#### Excerpted passage

June 1 2002 arrived and at 3pm we watched with slight panic as Greg pushed the server go button: it all worked and The Living Channel was launched and broadcasting live. The signal went from Touchdown, Graham Street Auckland City by Telecom line to Sky Headquarters at Mt Wellington who re-directed it to their satellite. We watched the channel on our studio monitors and celebrated. But the long hours of work continued: a channel broadcasting 24-hours, 7 days a week is a hungry beast that has to be feed programming and promotions.



Greg Heathcote, THE LIVING CHANNEL is live.








As promised in my pitch to Sky, the Living Channel programme schedule would be done with care, playing our strongest shows against rival channels weakest. Where possible we would seek alternate demographics to main opposition shows to give Living a chance to find an audience in this multi channel market. I fortunately had experience of working with a new channel in a multi channel market in Belgium. My programming of Flemish language VT4 had taken the audience share from 2% to 10% in six months.

The first task is to get people viewing; the second is to get them to view more often and the third to get them to view for a longer time. Stripping is a term for placing the same show in the same slot 5 days a week. By stripping strong programmes, like Ready Steady Cook and Antiques Roadshow, one can build a loyal audience. I decided to strip key programmes over most of the schedule and only have non-stripping between 7.30pm and 10.30pm.

This programming strategy was successful and we very quickly established an audience. This coupled with well made and well-scheduled promotions saw this audience grow. My brief to our promotion producers was that I didn’t want hard sell, but a friendly invitation to viewers to “come to Living and enjoy our programmes”. The channel had to be free of arrogance, a trait I believed was prevalent at most major channels.












The start up Living Channel Team
Kevin Hartley (presentation) Greg Heathcote, Jacob Slack (graphics), John McCready, JT Taylor, Claudia Gunn (promotion producer)



JULIE AND JOHN DISAGREE

About three months after launch I thought it was time to up-date my fellow Shareholders/Company Directors of our progress to date. Sky seemed generally pleased with the channel; our viewer numbers were good, as was viewer feedback. We were also cash flow positive, primarily because of the agreements I had negotiated with Sky to pay us monthly in advance and with Programme Distributors to pay them over a year.

########

**Aim of the exercise:** Can you copy the Living Channel launch account word for word, starting at "The start up" and ending at "over a year."?

#### Material

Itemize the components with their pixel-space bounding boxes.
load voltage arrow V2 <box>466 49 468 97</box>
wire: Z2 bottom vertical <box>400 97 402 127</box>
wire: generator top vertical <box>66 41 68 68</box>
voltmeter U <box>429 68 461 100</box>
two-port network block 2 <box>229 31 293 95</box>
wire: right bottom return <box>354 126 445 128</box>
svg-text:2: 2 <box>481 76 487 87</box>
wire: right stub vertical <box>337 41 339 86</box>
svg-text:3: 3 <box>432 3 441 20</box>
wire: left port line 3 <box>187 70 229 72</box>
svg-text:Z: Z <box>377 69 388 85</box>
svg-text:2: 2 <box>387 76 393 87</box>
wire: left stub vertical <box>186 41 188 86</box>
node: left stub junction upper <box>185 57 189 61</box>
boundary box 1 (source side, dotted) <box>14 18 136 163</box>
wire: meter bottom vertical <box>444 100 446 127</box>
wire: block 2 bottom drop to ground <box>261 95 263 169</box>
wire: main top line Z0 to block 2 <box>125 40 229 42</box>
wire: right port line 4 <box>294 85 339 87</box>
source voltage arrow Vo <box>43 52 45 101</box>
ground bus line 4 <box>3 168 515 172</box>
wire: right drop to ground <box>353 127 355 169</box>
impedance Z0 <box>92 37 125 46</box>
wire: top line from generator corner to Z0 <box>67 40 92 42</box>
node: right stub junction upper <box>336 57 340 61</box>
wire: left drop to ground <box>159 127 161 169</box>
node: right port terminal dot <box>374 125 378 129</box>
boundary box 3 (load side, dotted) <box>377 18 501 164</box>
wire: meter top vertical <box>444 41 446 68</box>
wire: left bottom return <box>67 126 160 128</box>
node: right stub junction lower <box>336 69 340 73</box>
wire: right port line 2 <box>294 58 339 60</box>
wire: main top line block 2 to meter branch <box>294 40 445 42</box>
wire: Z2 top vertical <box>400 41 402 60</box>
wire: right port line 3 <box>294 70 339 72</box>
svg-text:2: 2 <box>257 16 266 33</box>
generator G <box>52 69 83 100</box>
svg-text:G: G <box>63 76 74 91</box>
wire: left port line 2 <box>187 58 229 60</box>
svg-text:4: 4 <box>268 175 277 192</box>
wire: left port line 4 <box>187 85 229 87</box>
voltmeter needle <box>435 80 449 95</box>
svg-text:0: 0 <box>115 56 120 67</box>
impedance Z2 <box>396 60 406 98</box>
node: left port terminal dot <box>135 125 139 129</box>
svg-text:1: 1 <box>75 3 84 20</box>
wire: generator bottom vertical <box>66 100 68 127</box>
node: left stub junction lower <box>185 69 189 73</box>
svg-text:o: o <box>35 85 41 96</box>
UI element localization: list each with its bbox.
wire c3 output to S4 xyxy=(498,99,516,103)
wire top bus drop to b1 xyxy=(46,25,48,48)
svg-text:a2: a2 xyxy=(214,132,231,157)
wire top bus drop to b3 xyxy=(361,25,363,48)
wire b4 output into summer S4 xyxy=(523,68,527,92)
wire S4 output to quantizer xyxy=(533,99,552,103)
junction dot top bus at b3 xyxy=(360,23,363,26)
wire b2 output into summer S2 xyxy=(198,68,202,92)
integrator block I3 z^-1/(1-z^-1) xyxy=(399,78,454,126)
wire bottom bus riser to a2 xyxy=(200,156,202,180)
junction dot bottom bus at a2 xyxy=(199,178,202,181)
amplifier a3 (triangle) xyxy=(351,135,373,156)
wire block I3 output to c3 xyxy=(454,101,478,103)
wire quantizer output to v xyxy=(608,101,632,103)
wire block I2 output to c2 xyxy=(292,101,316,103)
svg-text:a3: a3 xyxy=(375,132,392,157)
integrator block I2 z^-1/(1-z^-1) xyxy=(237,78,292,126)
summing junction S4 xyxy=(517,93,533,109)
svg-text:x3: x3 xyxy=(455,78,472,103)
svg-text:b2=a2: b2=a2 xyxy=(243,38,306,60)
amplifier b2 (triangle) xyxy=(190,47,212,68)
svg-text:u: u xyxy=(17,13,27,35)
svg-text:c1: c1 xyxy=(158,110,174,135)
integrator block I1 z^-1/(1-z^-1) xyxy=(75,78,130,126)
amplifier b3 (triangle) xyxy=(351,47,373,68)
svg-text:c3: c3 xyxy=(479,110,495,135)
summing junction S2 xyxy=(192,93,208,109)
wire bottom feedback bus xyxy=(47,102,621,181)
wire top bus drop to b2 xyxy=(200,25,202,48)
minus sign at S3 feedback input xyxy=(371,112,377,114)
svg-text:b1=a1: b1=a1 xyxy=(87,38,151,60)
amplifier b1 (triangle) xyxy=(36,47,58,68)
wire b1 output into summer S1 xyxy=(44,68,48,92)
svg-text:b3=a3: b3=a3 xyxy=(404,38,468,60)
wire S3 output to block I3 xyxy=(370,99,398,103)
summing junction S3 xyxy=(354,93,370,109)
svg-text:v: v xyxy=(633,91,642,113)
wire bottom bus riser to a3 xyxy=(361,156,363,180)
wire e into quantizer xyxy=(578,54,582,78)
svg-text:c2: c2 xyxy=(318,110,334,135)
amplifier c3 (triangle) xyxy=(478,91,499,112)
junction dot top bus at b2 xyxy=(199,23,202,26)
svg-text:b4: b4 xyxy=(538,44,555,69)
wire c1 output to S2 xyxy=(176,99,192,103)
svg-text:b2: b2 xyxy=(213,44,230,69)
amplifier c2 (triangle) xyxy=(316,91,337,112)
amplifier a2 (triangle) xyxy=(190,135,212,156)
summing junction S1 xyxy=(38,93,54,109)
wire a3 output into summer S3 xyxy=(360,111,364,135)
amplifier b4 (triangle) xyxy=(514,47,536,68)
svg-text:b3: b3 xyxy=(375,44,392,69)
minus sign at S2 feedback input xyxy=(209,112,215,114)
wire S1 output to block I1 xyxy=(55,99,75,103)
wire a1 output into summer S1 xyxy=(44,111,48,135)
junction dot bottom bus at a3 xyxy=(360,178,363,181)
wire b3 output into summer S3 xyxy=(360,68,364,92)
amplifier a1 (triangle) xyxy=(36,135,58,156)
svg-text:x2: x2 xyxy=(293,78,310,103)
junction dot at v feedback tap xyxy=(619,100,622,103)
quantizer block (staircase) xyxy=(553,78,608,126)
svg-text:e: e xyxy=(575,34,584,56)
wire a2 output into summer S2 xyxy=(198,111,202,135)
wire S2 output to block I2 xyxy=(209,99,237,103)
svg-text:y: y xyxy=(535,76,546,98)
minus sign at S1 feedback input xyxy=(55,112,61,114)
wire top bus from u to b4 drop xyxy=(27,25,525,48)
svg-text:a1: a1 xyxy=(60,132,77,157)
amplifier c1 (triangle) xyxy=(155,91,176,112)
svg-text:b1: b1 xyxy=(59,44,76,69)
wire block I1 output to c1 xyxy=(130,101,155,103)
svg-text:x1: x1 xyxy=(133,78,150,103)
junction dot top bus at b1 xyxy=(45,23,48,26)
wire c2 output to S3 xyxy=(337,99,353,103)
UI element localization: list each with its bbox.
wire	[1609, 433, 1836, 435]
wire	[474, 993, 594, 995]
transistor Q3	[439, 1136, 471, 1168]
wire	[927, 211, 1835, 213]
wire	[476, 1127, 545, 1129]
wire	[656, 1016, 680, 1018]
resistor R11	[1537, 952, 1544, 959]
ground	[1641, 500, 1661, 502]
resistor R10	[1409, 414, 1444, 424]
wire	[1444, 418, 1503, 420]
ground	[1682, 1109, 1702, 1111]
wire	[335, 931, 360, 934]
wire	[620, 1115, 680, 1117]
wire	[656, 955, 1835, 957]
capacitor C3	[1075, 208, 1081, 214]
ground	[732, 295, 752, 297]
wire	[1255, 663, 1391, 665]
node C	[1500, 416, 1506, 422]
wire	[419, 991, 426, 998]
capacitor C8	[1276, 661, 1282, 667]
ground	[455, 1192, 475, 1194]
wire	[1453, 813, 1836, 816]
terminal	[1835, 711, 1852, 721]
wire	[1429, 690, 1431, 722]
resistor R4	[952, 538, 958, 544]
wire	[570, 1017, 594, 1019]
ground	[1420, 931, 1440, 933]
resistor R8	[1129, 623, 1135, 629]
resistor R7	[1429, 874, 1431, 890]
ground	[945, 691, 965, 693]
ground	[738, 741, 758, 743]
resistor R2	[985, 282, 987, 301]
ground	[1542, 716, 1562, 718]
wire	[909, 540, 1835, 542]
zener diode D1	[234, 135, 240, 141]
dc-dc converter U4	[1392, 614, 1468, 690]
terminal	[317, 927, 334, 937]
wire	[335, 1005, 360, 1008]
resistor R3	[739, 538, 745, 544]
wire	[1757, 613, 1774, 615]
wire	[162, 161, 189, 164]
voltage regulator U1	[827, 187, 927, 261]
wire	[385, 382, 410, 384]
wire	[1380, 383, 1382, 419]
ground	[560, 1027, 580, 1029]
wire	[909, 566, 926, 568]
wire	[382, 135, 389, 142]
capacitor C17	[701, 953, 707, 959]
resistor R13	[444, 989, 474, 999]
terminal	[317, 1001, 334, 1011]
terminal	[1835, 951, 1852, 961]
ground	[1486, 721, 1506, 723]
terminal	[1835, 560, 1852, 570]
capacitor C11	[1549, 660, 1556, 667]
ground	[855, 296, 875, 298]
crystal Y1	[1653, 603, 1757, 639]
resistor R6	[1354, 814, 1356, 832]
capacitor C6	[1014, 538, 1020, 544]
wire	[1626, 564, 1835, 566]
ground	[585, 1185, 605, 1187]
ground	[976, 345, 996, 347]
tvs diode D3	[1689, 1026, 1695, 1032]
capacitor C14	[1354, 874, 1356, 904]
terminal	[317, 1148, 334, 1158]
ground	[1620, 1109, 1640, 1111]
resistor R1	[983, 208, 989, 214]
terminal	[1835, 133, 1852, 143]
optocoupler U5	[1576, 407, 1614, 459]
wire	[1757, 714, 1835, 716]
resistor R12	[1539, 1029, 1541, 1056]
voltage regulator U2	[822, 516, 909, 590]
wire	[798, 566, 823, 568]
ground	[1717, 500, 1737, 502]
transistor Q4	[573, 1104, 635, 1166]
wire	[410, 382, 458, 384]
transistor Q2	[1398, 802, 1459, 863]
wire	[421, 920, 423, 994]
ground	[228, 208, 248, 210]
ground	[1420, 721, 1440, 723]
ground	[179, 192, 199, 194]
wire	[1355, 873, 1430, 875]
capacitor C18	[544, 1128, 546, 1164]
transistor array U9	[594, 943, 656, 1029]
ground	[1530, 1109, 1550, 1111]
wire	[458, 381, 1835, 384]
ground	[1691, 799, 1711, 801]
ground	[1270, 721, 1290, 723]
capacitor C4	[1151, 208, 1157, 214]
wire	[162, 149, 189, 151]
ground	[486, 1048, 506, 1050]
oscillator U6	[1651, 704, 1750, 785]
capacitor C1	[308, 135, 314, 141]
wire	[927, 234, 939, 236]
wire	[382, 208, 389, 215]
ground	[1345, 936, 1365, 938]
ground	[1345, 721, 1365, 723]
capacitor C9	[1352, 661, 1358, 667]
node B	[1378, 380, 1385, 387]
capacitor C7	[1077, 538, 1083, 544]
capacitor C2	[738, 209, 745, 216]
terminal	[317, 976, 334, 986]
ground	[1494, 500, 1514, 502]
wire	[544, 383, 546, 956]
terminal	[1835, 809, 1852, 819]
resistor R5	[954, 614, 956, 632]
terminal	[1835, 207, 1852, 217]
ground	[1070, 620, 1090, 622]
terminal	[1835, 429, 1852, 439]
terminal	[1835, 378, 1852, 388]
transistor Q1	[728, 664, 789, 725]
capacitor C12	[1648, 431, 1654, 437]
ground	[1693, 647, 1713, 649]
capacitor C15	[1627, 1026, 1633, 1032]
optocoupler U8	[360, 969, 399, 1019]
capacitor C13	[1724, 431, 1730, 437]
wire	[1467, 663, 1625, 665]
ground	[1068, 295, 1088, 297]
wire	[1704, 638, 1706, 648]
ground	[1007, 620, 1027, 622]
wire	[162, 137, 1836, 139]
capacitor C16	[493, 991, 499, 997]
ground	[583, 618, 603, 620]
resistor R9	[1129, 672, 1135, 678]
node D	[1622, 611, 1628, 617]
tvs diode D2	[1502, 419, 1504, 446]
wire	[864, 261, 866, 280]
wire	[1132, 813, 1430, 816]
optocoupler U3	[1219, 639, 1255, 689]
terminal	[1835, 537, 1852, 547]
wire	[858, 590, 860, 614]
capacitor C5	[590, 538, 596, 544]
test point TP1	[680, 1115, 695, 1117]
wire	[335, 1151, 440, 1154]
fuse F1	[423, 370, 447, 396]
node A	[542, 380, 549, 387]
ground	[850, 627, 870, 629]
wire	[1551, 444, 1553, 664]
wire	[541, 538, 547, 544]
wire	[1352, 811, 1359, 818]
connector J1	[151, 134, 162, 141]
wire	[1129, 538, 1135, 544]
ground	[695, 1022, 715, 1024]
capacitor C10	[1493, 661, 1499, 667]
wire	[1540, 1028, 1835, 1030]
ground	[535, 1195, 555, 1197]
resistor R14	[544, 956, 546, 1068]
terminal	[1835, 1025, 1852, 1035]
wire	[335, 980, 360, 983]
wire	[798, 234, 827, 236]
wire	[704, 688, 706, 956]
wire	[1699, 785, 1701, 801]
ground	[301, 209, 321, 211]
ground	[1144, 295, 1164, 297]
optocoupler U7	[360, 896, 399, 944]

########

**Response to the exercise:**
The start up Living Channel Team
Kevin Hartley (presentation) Greg Heathcote, Jacob Slack (graphics), John McCready, JT Taylor, Claudia Gunn (promotion producer)



JULIE AND JOHN DISAGREE

About three months after launch I thought it was time to up-date my fellow Shareholders/Company Directors of our progress to date. Sky seemed generally pleased with the channel; our viewer numbers were good, as was viewer feedback. We were also cash flow positive, primarily because of the agreements I had negotiated with Sky to pay us monthly in advance and with Programme Distributors to pay them over a year.